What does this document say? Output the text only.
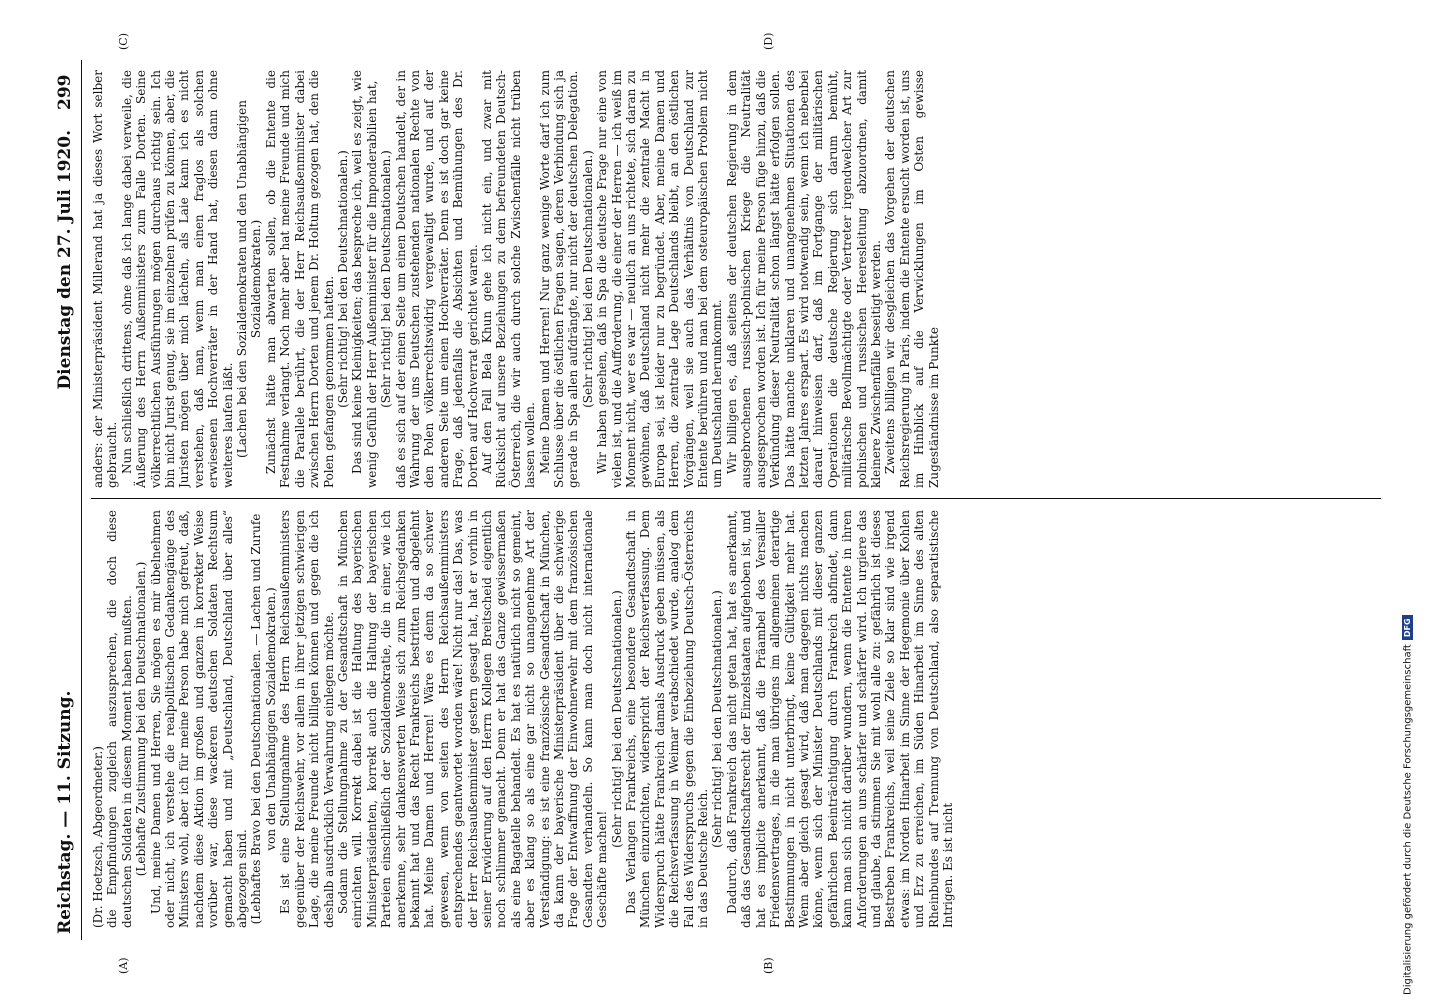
Reichstag. — 11. Sitzung.
Dienstag den 27. Juli 1920.
299
(A)	(B)
(C)	(D)

(Dr. Hoetzsch, Abgeordneter.) die Empfindungen zugleich auszusprechen, die doch diese deutschen Soldaten in diesem Moment haben mußten. (Lebhafte Zustimmung bei den Deutschnationalen.) Und, meine Damen und Herren, Sie mögen es mir übelnehmen oder nicht, ich verstehe die realpolitischen Gedankengänge des Ministers wohl, aber ich für meine Person habe mich gefreut, daß, nachdem diese Aktion im großen und ganzen in korrekter Weise vorüber war, diese wackeren deutschen Soldaten Rechtsum gemacht haben und mit „Deutschland, Deutschland über alles“ abgezogen sind. (Lebhaftes Bravo bei den Deutschnationalen. — Lachen und Zurufe von den Unabhängigen Sozialdemokraten.) Es ist eine Stellungnahme des Herrn Reichsaußenministers gegenüber der Reichswehr, vor allem in ihrer jetzigen schwierigen Lage, die meine Freunde nicht billigen können und gegen die ich deshalb ausdrücklich Verwahrung einlegen möchte. Sodann die Stellungnahme zu der Gesandtschaft in München einrichten will. Korrekt dabei ist die Haltung des bayerischen Ministerpräsidenten, korrekt auch die Haltung der bayerischen Parteien einschließlich der Sozialdemokratie, die in einer, wie ich anerkenne, sehr dankenswerten Weise sich zum Reichsgedanken bekannt hat und das Recht Frankreichs bestritten und abgelehnt hat. Meine Damen und Herren! Wäre es denn da so schwer gewesen, wenn von seiten des Herrn Reichsaußenministers entsprechendes geantwortet worden wäre! Nicht nur das! Das, was der Herr Reichsaußenminister gestern gesagt hat, hat er vorhin in seiner Erwiderung auf den Herrn Kollegen Breitscheid eigentlich noch schlimmer gemacht. Denn er hat das Ganze gewissermaßen als eine Bagatelle behandelt. Es hat es natürlich nicht so gemeint, aber es klang so als eine gar nicht so unangenehme Art der Verständigung: es ist eine französische Gesandtschaft in München, da kann der bayerische Ministerpräsident über die schwierige Frage der Entwaffnung der Einwohnerwehr mit dem französischen Gesandten verhandeln. So kann man doch nicht internationale Geschäfte machen!

(Sehr richtig! bei den Deutschnationalen.) Das Verlangen Frankreichs, eine besondere Gesandtschaft in München einzurichten, widerspricht der Reichsverfassung. Dem Widerspruch hätte Frankreich damals Ausdruck geben müssen, als die Reichsverfassung in Weimar verabschiedet wurde, analog dem Fall des Widerspruchs gegen die Einbeziehung Deutsch-Österreichs in das Deutsche Reich.

(Sehr richtig! bei den Deutschnationalen.) Dadurch, daß Frankreich das nicht getan hat, hat es anerkannt, daß das Gesandtschaftsrecht der Einzelstaaten aufgehoben ist, und hat es implicite anerkannt, daß die Präambel des Versailler Friedensvertrages, in die man übrigens im allgemeinen derartige Bestimmungen in nicht unterbringt, keine Gültigkeit mehr hat. Wenn aber gleich gesagt wird, daß man dagegen nichts machen könne, wenn sich der Minister Deutschlands mit dieser ganzen gefährlichen Beeinträchtigung durch Frankreich abfindet, dann kann man sich nicht darüber wundern, wenn die Entente in ihren Anforderungen an uns schärfer und schärfer wird. Ich urgiere das und glaube, da stimmen Sie mit wohl alle zu: gefährlich ist dieses Bestreben Frankreichs, weil seine Ziele so klar sind wie irgend etwas: im Norden Hinarbeit im Sinne der Hegemonie über Kohlen und Erz zu erreichen, im Süden Hinarbeit im Sinne des alten Rheinbundes auf Trennung von Deutschland, also separatistische Intrigen. Es ist nicht

anders: der Ministerpräsident Millerand hat ja dieses Wort selber gebraucht. Nun schließlich drittens, ohne daß ich lange dabei verweile, die Äußerung des Herrn Außenministers zum Falle Dorten. Seine völkerrechtlichen Ausführungen mögen durchaus richtig sein. Ich bin nicht Jurist genug, sie im einzelnen prüfen zu können, aber, die Juristen mögen über mich lächeln, als Laie kann ich es nicht verstehen, daß man, wenn man einen fraglos als solchen erwiesenen Hochverräter in der Hand hat, diesen dann ohne weiteres laufen läßt. (Lachen bei den Sozialdemokraten und den Unabhängigen Sozialdemokraten.) Zunächst hätte man abwarten sollen, ob die Entente die Festnahme verlangt. Noch mehr aber hat meine Freunde und mich die Parallele berührt, die der Herr Reichsaußenminister dabei zwischen Herrn Dorten und jenem Dr. Holtum gezogen hat, den die Polen gefangen genommen hatten. (Sehr richtig! bei den Deutschnationalen.) Das sind keine Kleinigkeiten; das bespreche ich, weil es zeigt, wie wenig Gefühl der Herr Außenminister für die Imponderabilien hat, (Sehr richtig! bei den Deutschnationalen.) daß es sich auf der einen Seite um einen Deutschen handelt, der in Wahrung der uns Deutschen zustehenden nationalen Rechte von den Polen völkerrechtswidrig vergewaltigt wurde, und auf der anderen Seite um einen Hochverräter. Denn es ist doch gar keine Frage, daß jedenfalls die Absichten und Bemühungen des Dr. Dorten auf Hochverrat gerichtet waren. Auf den Fall Bela Khun gehe ich nicht ein, und zwar mit Rücksicht auf unsere Beziehungen zu dem befreundeten Deutsch-Österreich, die wir auch durch solche Zwischenfälle nicht trüben lassen wollen. Meine Damen und Herren! Nur ganz wenige Worte darf ich zum Schlusse über die östlichen Fragen sagen, deren Verbindung sich ja gerade in Spa allen aufdrängte, nur nicht der deutschen Delegation. (Sehr richtig! bei den Deutschnationalen.) Wir haben gesehen, daß in Spa die deutsche Frage nur eine von vielen ist, und die Aufforderung, die einer der Herren — ich weiß im Moment nicht, wer es war — neulich an uns richtete, sich daran zu gewöhnen, daß Deutschland nicht mehr die zentrale Macht in Europa sei, ist leider nur zu begründet. Aber, meine Damen und Herren, die zentrale Lage Deutschlands bleibt, an den östlichen Vorgängen, weil sie auch das Verhältnis von Deutschland zur Entente berühren und man bei dem osteuropäischen Problem nicht um Deutschland herumkommt. Wir billigen es, daß seitens der deutschen Regierung in dem ausgebrochenen russisch-polnischen Kriege die Neutralität ausgesprochen worden ist. Ich für meine Person füge hinzu, daß die Verkündung dieser Neutralität schon längst hätte erfolgen sollen. Das hätte manche unklaren und unangenehmen Situationen des letzten Jahres erspart. Es wird notwendig sein, wenn ich nebenbei darauf hinweisen darf, daß im Fortgange der militärischen Operationen die deutsche Regierung sich darum bemüht, militärische Bevollmächtigte oder Vertreter irgendwelcher Art zur polnischen und russischen Heeresleitung abzuordnen, damit kleinere Zwischenfälle beseitigt werden. Zweitens billigen wir desgleichen das Vorgehen der deutschen Reichsregierung in Paris, indem die Entente ersucht worden ist, uns im Hinblick auf die Verwicklungen im Osten gewisse Zugeständnisse im Punkte

Digitalisierung gefördert durch die Deutsche ForschungsgemeinschaftDFG
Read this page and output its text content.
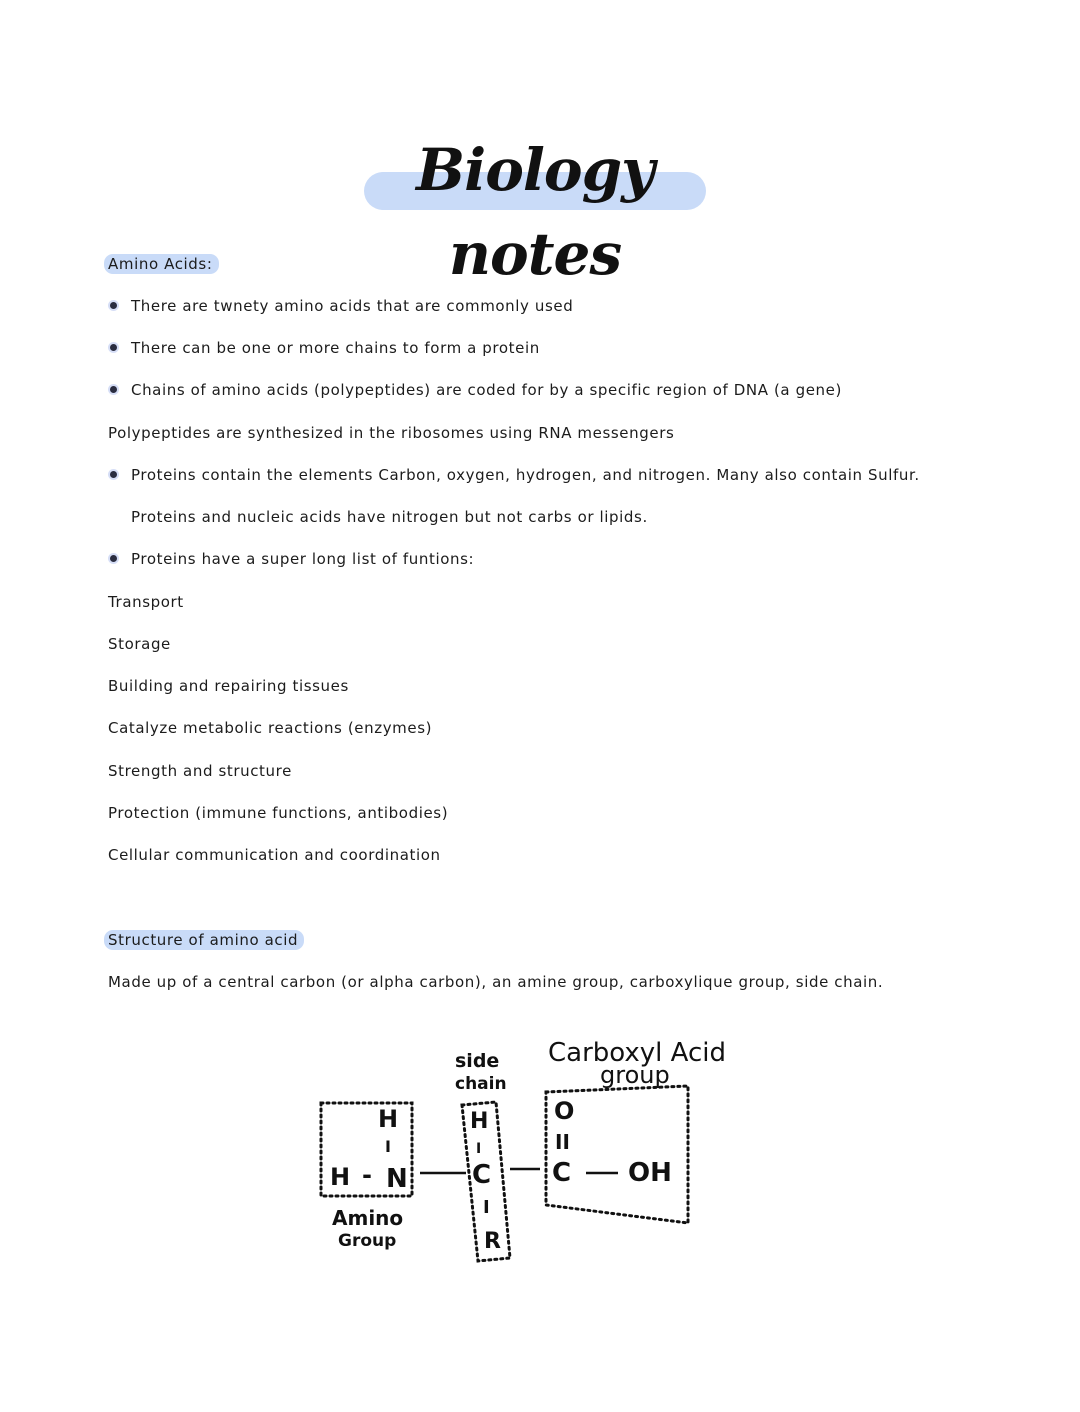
Biology notes
Amino Acids:
There are twnety amino acids that are commonly used
There can be one or more chains to form a protein
Chains of amino acids (polypeptides) are coded for by a specific region of DNA (a gene)
Polypeptides are synthesized in the ribosomes using RNA messengers
Proteins contain the elements Carbon, oxygen, hydrogen, and nitrogen. Many also contain Sulfur.
Proteins and nucleic acids have nitrogen but not carbs or lipids.
Proteins have a super long list of funtions:
Transport
Storage
Building and repairing tissues
Catalyze metabolic reactions (enzymes)
Strength and structure
Protection (immune functions, antibodies)
Cellular communication and coordination
Structure of amino acid
Made up of a central carbon (or alpha carbon), an amine group, carboxylique group, side chain.
H
I
H - N
H
I
C
I
R
O
II
C OH
side
chain
Carboxyl Acid
group
Amino
Group
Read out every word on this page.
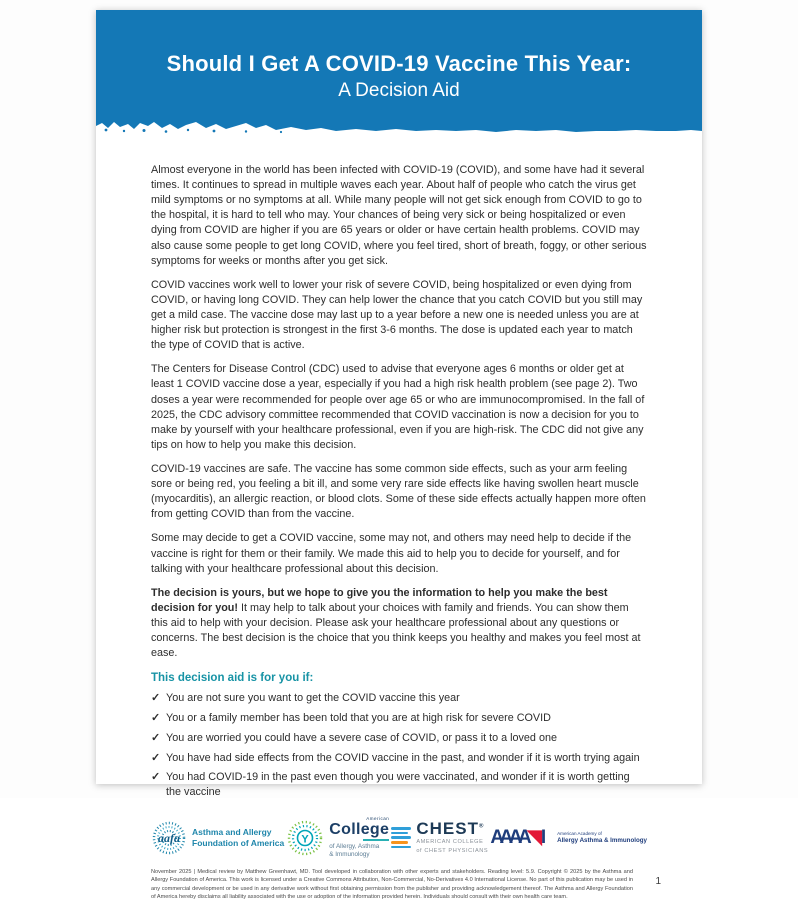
Should I Get A COVID-19 Vaccine This Year:
A Decision Aid

Almost everyone in the world has been infected with COVID-19 (COVID), and some have had it several times. It continues to spread in multiple waves each year. About half of people who catch the virus get mild symptoms or no symptoms at all. While many people will not get sick enough from COVID to go to the hospital, it is hard to tell who may. Your chances of being very sick or being hospitalized or even dying from COVID are higher if you are 65 years or older or have certain health problems. COVID may also cause some people to get long COVID, where you feel tired, short of breath, foggy, or other serious symptoms for weeks or months after you get sick.

COVID vaccines work well to lower your risk of severe COVID, being hospitalized or even dying from COVID, or having long COVID. They can help lower the chance that you catch COVID but you still may get a mild case. The vaccine dose may last up to a year before a new one is needed unless you are at higher risk but protection is strongest in the first 3-6 months. The dose is updated each year to match the type of COVID that is active.

The Centers for Disease Control (CDC) used to advise that everyone ages 6 months or older get at least 1 COVID vaccine dose a year, especially if you had a high risk health problem (see page 2). Two doses a year were recommended for people over age 65 or who are immunocompromised. In the fall of 2025, the CDC advisory committee recommended that COVID vaccination is now a decision for you to make by yourself with your healthcare professional, even if you are high-risk. The CDC did not give any tips on how to help you make this decision.

COVID-19 vaccines are safe. The vaccine has some common side effects, such as your arm feeling sore or being red, you feeling a bit ill, and some very rare side effects like having swollen heart muscle (myocarditis), an allergic reaction, or blood clots. Some of these side effects actually happen more often from getting COVID than from the vaccine.

Some may decide to get a COVID vaccine, some may not, and others may need help to decide if the vaccine is right for them or their family. We made this aid to help you to decide for yourself, and for talking with your healthcare professional about this decision.

The decision is yours, but we hope to give you the information to help you make the best decision for you! It may help to talk about your choices with family and friends. You can show them this aid to help with your decision. Please ask your healthcare professional about any questions or concerns. The best decision is the choice that you think keeps you healthy and makes you feel most at ease.

This decision aid is for you if:
✓ You are not sure you want to get the COVID vaccine this year
✓ You or a family member has been told that you are at high risk for severe COVID
✓ You are worried you could have a severe case of COVID, or pass it to a loved one
✓ You have had side effects from the COVID vaccine in the past, and wonder if it is worth trying again
✓ You had COVID-19 in the past even though you were vaccinated, and wonder if it is worth getting the vaccine
aafa Asthma and Allergy
Foundation of America Y
American
College
of Allergy, Asthma
& Immunology
CHEST®
AMERICAN COLLEGE
of CHEST PHYSICIANS
AAAA◥I American Academy of
Allergy Asthma & Immunology
November 2025 | Medical review by Matthew Greenhawt, MD. Tool developed in collaboration with other experts and stakeholders. Reading level: 5.9. Copyright © 2025 by the Asthma and Allergy Foundation of America. This work is licensed under a Creative Commons Attribution, Non-Commercial, No-Derivatives 4.0 International License. No part of this publication may be used in any commercial development or be used in any derivative work without first obtaining permission from the publisher and providing acknowledgement thereof. The Asthma and Allergy Foundation of America hereby disclaims all liability associated with the use or adoption of the information provided herein. Individuals should consult with their own health care team.
1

[REQUIREMENT]
Copy every line of the data above in which the string "nitrogen" appears.

[ANSWER AREA]
Proteins contain the elements Carbon, oxygen, hydrogen, and nitrogen. Many also contain Sulfur.
Proteins and nucleic acids have nitrogen but not carbs or lipids.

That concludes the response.